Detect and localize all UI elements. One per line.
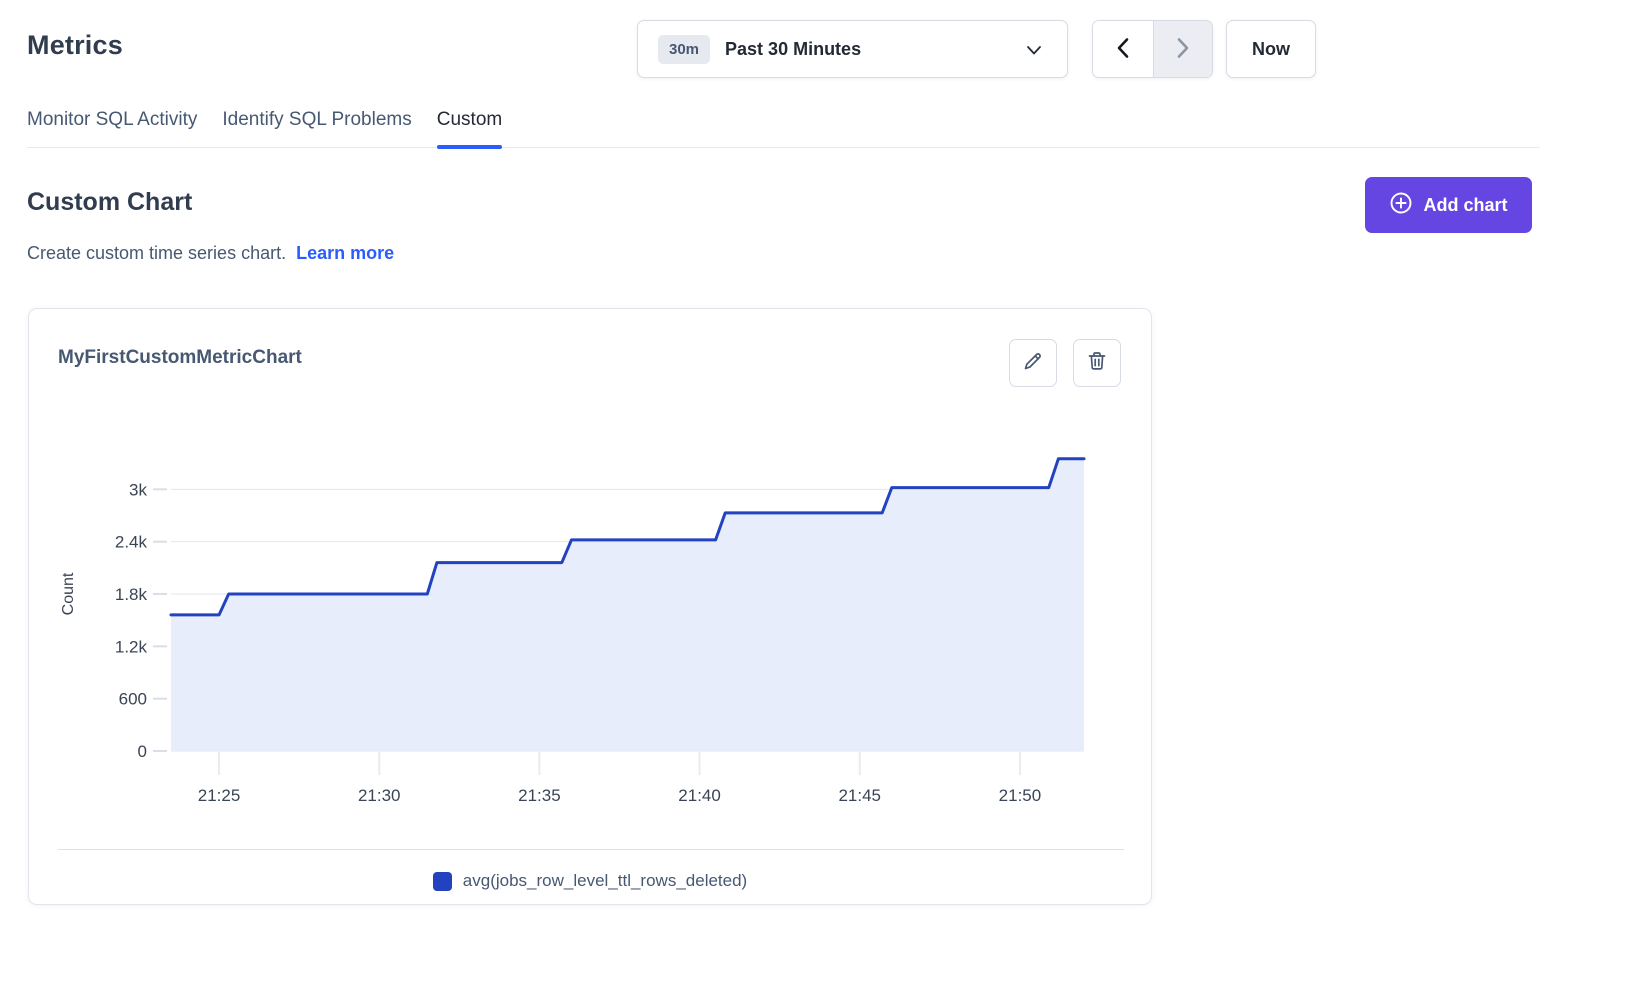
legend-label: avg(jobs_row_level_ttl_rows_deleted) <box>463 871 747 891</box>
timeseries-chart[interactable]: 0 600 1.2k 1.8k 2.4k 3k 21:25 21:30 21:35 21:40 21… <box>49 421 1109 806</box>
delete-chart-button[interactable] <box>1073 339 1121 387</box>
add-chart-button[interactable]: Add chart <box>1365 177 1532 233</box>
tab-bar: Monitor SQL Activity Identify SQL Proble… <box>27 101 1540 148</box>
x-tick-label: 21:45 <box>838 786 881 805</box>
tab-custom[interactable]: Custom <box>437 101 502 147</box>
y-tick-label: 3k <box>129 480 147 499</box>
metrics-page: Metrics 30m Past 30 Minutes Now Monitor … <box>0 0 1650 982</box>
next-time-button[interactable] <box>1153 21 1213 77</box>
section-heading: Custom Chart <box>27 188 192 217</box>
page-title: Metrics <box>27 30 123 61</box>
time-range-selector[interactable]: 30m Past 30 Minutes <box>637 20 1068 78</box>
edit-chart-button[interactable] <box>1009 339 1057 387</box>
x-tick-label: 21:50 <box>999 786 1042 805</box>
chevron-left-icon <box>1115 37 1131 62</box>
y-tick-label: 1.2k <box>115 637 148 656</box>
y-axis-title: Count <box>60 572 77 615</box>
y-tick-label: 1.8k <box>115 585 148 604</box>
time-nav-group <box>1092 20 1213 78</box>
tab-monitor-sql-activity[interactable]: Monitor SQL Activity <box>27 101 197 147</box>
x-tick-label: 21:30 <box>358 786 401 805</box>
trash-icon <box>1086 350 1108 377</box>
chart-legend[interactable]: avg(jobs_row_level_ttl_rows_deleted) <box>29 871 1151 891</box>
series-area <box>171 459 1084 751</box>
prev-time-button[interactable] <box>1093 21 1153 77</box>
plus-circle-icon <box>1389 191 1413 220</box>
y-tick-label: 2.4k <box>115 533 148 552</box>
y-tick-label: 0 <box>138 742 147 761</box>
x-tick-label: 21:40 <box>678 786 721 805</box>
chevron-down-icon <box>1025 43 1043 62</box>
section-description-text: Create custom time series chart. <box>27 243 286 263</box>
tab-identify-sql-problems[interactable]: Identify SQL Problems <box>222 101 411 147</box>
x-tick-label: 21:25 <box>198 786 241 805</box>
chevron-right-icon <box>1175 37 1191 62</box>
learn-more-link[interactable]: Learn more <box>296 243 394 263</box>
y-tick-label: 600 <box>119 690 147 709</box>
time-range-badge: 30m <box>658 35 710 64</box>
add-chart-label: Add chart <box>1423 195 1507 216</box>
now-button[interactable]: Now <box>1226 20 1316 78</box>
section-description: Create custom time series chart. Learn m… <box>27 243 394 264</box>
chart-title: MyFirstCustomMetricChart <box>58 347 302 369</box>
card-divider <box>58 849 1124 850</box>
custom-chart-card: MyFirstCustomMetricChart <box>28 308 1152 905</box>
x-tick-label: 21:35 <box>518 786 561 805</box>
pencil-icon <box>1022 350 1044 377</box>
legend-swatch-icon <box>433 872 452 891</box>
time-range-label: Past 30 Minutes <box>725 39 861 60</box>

* * *

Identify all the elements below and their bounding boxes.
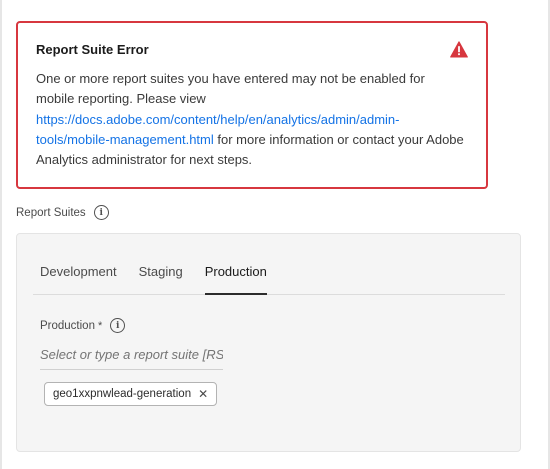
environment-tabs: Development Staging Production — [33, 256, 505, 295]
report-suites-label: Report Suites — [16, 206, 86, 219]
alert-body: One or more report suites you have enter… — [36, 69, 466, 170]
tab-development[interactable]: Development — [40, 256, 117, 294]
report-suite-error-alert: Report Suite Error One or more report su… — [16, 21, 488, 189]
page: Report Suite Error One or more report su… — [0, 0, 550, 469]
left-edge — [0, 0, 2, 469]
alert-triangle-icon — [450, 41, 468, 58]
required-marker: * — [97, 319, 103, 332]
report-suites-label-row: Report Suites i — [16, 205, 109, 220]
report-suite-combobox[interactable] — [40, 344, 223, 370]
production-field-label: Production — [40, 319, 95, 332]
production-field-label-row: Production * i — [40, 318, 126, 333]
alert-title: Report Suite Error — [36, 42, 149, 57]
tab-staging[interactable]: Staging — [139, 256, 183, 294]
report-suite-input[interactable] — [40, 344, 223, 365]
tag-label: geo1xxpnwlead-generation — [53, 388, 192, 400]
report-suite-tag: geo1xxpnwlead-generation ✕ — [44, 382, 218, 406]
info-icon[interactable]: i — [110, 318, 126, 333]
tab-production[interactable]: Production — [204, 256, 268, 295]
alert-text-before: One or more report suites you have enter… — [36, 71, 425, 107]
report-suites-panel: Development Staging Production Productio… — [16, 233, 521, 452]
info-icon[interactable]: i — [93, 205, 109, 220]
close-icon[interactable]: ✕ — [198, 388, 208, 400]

> What is needed
Could you render the material as a Markdown table with columns "Row" and "Material line", covering everything from the line containing "environment-tabs: Development Staging" down to the line containing "close-icon[interactable]: ✕ —", with both of those lines included and blank lines omitted?

> Exercise result
| Row | Material line |
|---|---|
| 1 | environment-tabs: Development Staging Production — [33, 256, 505, 295] |
| 2 | report-suites-label: Report Suites — [16, 206, 86, 219] |
| 3 | alert-body: One or more report suites you have enter… — [36, 69, 466, 170] |
| 4 | tab-development[interactable]: Development — [40, 256, 117, 294] |
| 5 | report-suite-error-alert: Report Suite Error One or more report su… — [16, 21, 488, 189] |
| 6 | page: Report Suite Error One or more report su… — [0, 0, 550, 469] |
| 7 | left-edge — [0, 0, 2, 469] |
| 8 | alert-triangle-icon — [450, 41, 468, 58] |
| 9 | required-marker: * — [97, 319, 103, 332] |
| 10 | report-suites-label-row: Report Suites i — [16, 205, 109, 220] |
| 11 | report-suite-combobox[interactable] — [40, 344, 223, 370] |
| 12 | production-field-label: Production — [40, 319, 95, 332] |
| 13 | production-field-label-row: Production * i — [40, 318, 126, 333] |
| 14 | alert-title: Report Suite Error — [36, 42, 149, 57] |
| 15 | tab-staging[interactable]: Staging — [139, 256, 183, 294] |
| 16 | report-suite-input[interactable] — [40, 344, 223, 365] |
| 17 | tag-label: geo1xxpnwlead-generation — [53, 388, 192, 400] |
| 18 | report-suite-tag: geo1xxpnwlead-generation ✕ — [44, 382, 218, 406] |
| 19 | info-icon[interactable]: i — [110, 318, 126, 333] |
| 20 | tab-production[interactable]: Production — [204, 256, 268, 295] |
| 21 | alert-text-before: One or more report suites you have enter… — [36, 71, 425, 107] |
| 22 | report-suites-panel: Development Staging Production Productio… — [16, 233, 521, 452] |
| 23 | info-icon[interactable]: i — [93, 205, 109, 220] |
| 24 | close-icon[interactable]: ✕ — [198, 388, 208, 400] |